* **What you should do**: List all the lines in these records that hold "triangle".

BEGIN

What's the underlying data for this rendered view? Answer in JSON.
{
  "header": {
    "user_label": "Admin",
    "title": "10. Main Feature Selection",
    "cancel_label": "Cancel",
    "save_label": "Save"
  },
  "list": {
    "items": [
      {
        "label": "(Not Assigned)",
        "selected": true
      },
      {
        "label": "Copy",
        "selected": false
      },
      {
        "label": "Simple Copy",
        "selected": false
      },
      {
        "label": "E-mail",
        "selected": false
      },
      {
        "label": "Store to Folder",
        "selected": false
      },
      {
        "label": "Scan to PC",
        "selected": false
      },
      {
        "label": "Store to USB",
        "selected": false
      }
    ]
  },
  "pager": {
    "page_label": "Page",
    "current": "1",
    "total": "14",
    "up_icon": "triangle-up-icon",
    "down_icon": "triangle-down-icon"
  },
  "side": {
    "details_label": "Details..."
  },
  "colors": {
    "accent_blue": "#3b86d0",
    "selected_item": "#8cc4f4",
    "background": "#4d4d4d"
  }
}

END

* **Task answer**:
    "up_icon": "triangle-up-icon",
    "down_icon": "triangle-down-icon"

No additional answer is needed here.